### Short problem
Each line of the data that includes the string "this" is to be copied out.

### Items
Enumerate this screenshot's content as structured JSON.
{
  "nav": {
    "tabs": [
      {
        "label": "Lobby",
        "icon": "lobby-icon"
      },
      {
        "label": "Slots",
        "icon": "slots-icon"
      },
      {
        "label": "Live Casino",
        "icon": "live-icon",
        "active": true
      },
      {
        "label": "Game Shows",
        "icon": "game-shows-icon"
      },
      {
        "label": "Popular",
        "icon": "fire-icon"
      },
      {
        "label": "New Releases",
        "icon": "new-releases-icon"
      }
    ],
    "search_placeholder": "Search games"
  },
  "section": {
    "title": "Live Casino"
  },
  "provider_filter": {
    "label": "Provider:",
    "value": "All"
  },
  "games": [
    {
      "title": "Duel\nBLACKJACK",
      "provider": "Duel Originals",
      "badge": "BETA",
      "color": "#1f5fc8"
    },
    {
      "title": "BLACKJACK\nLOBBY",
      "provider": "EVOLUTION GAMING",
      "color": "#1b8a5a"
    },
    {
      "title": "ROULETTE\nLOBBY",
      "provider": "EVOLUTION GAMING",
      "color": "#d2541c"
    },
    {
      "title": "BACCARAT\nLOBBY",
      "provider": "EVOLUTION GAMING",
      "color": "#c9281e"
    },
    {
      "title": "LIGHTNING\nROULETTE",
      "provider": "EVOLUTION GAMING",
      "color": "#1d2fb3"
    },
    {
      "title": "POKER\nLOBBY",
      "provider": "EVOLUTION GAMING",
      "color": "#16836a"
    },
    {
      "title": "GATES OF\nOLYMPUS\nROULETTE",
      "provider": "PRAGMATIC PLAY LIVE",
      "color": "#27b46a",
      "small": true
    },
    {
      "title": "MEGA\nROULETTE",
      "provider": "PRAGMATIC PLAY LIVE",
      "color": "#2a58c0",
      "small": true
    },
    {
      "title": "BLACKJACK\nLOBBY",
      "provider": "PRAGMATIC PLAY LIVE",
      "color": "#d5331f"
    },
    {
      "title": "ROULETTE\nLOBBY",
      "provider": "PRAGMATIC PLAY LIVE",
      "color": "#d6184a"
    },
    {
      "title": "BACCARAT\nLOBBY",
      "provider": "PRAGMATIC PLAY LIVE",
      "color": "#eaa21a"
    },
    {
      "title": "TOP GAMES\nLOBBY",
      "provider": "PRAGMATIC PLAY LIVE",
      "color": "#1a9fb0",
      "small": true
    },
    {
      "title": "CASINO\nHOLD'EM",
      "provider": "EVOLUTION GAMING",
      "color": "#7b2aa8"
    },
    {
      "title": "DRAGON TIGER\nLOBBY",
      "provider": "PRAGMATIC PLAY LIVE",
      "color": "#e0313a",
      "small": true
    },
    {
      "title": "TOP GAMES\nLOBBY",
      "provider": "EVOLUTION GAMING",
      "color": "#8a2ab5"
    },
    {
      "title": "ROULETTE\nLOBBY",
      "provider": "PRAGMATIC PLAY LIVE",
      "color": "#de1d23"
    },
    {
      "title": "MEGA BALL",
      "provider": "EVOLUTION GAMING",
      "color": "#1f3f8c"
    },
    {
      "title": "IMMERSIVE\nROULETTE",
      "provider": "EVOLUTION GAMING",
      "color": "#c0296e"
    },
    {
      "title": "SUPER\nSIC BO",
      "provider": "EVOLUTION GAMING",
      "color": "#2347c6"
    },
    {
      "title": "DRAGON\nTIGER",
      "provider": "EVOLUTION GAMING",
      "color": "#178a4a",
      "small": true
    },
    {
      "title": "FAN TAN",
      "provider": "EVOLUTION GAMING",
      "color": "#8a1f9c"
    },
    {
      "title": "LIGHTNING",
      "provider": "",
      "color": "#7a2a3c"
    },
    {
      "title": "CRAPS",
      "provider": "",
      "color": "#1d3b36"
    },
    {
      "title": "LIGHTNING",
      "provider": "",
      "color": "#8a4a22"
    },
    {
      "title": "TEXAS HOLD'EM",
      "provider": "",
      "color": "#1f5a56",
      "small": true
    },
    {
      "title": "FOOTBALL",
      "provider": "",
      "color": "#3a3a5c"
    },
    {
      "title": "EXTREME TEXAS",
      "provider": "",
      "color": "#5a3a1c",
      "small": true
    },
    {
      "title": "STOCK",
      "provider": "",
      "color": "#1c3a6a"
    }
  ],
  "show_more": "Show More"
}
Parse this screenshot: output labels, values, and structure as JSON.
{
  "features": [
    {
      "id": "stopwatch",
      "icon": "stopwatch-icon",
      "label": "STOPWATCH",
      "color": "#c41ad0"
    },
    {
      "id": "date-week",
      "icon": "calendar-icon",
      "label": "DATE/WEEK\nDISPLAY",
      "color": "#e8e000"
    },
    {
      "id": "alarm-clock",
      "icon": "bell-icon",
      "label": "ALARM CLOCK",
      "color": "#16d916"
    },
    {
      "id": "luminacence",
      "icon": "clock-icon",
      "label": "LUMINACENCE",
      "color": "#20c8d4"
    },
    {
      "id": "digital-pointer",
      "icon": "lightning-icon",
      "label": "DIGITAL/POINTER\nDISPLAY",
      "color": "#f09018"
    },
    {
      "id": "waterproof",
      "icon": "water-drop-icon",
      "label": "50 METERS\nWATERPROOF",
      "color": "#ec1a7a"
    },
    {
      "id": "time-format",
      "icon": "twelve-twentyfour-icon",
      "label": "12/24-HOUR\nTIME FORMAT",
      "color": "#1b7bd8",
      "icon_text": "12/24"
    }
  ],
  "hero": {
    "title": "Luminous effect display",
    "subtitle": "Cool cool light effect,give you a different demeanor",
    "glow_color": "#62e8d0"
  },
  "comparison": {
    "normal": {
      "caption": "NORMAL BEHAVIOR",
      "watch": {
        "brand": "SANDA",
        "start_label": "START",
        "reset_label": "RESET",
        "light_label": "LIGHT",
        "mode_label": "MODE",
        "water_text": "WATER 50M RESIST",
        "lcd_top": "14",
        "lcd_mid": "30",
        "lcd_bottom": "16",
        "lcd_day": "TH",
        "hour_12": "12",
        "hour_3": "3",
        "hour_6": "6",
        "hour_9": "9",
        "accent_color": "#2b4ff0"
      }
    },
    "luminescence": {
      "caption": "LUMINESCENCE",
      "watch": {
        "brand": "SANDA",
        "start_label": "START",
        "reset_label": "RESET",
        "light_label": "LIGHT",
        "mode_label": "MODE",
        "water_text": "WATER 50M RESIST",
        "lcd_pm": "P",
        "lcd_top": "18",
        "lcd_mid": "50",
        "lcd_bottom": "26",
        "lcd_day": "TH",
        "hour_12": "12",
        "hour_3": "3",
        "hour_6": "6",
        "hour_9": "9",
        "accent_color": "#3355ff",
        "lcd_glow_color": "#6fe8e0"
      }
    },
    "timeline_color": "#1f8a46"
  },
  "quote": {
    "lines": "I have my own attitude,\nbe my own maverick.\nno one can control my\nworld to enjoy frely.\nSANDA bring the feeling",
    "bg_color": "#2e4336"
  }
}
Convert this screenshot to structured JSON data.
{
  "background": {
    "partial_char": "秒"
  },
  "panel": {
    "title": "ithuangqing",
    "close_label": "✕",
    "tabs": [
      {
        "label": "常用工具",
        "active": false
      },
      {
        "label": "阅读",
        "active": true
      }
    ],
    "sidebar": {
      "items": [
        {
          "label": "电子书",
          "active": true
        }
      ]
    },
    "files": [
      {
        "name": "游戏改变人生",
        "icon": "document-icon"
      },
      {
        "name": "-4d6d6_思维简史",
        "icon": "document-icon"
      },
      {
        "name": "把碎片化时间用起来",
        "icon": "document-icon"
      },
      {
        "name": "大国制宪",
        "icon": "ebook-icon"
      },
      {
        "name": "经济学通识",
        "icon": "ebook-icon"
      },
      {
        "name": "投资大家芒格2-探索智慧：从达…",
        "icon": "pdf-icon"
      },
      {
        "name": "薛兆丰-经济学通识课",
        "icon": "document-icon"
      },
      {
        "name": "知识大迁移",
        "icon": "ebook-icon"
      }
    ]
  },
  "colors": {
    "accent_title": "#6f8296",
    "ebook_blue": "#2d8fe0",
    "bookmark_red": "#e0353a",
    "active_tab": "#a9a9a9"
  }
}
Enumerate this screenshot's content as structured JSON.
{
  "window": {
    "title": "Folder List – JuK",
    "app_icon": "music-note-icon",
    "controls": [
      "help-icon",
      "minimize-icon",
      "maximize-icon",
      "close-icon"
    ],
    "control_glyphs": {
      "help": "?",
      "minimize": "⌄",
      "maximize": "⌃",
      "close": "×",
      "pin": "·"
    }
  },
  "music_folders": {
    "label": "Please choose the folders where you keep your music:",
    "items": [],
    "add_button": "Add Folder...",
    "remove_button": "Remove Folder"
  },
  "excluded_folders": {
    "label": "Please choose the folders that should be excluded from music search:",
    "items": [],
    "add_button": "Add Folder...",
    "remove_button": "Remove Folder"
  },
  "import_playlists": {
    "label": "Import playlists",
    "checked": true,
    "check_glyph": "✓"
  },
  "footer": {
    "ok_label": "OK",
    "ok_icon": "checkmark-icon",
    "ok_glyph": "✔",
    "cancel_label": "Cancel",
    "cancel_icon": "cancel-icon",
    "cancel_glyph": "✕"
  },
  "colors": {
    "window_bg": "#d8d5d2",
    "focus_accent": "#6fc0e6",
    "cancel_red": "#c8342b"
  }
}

### Full answer
Enumerate this screenshot's content as structured JSON.
Parse this screenshot: output labels, values, and structure as JSON.
Convert this screenshot to structured JSON data.
Enumerate this screenshot's content as structured JSON.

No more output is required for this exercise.